DATA LINES:
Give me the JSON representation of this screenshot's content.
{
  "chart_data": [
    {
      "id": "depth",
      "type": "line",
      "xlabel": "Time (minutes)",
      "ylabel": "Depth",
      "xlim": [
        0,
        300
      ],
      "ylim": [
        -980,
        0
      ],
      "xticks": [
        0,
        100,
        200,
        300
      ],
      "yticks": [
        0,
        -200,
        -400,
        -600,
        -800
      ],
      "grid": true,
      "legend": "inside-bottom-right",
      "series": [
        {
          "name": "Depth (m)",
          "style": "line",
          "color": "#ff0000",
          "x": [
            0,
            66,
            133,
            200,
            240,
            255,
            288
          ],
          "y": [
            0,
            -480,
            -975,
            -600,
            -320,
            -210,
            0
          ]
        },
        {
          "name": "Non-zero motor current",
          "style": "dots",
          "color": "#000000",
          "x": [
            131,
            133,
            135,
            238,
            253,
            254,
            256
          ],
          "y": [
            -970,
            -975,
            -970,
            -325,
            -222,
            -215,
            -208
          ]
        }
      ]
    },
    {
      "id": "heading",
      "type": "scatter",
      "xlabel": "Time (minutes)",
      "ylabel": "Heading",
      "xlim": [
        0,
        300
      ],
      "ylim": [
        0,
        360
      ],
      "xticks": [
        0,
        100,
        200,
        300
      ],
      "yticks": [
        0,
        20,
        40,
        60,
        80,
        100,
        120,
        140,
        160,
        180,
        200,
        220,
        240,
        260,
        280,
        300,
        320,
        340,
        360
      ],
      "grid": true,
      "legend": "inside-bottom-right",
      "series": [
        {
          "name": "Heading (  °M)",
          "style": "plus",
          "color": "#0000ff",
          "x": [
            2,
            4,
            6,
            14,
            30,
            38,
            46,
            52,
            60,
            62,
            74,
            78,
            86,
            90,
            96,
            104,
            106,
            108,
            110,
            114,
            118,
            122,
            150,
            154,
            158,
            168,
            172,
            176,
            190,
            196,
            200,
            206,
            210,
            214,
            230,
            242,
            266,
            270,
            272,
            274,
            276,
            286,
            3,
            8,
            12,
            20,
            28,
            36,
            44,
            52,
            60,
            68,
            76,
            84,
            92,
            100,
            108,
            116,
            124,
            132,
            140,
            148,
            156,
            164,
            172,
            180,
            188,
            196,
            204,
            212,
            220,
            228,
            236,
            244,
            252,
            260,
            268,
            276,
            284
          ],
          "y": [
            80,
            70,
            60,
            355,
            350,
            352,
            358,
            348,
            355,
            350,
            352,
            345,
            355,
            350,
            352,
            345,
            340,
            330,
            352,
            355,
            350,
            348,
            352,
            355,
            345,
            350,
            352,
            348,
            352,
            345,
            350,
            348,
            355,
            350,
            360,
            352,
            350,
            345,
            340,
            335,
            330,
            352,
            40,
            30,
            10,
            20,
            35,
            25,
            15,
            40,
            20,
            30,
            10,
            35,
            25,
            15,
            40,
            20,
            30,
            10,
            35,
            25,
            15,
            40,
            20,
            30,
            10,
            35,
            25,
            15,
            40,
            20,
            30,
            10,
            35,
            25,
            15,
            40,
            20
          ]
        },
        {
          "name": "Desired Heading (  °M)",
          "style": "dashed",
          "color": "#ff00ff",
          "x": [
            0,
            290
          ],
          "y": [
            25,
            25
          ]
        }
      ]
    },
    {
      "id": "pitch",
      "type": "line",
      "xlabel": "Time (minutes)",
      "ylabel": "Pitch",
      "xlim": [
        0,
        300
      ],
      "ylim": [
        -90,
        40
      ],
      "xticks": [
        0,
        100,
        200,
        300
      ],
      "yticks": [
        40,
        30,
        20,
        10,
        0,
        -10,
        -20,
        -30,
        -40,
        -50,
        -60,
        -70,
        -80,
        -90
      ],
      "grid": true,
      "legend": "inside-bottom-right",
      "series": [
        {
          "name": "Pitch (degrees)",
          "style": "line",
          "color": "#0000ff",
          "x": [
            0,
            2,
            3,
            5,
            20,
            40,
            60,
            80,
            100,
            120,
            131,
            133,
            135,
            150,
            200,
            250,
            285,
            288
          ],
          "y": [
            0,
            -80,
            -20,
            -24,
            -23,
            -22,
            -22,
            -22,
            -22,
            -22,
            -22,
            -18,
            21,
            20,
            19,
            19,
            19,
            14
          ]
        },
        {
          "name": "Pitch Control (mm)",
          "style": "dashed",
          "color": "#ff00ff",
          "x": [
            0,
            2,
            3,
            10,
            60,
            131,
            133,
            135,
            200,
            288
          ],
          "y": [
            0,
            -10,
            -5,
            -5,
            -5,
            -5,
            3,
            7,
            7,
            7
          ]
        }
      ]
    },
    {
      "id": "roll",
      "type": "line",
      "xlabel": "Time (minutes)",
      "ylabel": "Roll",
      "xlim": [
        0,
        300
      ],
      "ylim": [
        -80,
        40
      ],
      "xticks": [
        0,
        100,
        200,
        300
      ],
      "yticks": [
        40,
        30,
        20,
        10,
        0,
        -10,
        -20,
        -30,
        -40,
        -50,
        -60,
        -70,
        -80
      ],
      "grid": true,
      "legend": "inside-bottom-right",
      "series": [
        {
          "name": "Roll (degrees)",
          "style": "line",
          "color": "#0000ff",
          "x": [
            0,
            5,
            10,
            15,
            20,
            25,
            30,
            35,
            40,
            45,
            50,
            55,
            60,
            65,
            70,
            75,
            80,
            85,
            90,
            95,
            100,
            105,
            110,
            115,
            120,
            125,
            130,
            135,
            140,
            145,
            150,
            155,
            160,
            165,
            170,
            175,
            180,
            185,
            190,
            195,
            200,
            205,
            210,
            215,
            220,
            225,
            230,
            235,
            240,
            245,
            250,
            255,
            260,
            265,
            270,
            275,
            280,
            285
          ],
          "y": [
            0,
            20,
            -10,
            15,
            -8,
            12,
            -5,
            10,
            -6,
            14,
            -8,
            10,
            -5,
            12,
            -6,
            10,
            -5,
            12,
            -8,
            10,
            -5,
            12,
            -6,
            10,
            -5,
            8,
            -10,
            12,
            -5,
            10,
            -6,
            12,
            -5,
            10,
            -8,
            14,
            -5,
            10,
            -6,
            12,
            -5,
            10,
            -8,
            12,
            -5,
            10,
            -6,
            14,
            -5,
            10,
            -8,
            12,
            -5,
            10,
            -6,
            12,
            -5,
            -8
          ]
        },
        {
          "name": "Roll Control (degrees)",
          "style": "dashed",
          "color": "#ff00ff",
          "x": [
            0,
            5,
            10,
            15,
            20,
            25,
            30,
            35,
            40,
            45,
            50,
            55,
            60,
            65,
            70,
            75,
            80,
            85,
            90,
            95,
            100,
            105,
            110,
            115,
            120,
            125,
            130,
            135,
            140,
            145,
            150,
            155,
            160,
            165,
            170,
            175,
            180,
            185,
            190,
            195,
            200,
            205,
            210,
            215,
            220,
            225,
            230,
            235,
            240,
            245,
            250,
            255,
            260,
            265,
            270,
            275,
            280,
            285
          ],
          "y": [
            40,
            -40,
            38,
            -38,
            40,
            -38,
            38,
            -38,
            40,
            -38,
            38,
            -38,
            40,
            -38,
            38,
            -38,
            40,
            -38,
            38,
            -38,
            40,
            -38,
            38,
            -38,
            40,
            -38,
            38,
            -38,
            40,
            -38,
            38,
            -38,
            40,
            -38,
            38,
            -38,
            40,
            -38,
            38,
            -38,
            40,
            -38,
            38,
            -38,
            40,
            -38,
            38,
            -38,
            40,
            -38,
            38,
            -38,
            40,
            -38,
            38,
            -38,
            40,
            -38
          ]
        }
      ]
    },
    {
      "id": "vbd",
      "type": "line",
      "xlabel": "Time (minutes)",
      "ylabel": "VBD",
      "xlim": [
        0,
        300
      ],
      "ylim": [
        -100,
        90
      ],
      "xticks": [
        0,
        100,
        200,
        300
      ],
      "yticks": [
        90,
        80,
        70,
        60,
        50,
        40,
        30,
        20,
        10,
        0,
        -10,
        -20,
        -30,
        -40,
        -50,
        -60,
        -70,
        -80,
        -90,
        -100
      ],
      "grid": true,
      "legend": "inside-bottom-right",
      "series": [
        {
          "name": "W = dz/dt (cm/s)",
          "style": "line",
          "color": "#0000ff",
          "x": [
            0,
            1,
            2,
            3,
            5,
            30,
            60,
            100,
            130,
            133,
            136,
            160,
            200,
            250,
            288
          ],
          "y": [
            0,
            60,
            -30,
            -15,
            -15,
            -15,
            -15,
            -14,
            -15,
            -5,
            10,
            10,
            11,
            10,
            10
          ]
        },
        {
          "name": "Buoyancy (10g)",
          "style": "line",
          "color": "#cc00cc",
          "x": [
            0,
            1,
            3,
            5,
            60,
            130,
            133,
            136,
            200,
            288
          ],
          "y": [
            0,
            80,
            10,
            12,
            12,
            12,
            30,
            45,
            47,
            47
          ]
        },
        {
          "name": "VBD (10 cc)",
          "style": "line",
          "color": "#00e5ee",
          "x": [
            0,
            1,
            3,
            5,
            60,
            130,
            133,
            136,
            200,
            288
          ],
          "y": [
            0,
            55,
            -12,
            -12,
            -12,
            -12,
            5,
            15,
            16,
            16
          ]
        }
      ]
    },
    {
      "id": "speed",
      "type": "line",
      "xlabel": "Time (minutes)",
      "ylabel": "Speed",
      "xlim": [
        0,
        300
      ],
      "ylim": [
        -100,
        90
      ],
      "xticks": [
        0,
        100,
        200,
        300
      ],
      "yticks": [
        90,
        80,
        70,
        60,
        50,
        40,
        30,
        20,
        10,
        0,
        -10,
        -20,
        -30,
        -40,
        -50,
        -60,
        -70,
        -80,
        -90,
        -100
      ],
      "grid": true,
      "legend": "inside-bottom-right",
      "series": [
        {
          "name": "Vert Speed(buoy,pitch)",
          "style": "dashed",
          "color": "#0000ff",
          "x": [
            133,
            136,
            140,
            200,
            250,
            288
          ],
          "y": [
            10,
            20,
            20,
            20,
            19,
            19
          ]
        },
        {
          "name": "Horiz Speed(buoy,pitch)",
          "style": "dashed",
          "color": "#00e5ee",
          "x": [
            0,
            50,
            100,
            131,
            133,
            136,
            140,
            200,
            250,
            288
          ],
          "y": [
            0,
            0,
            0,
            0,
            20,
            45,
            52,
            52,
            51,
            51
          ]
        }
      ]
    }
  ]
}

THE PROBLEM:
Copy each line of the listing that includes "ylabel".

RESPONSE BELOW:
      "ylabel": "Depth",
      "ylabel": "Heading",
      "ylabel": "Pitch",
      "ylabel": "Roll",
      "ylabel": "VBD",
      "ylabel": "Speed",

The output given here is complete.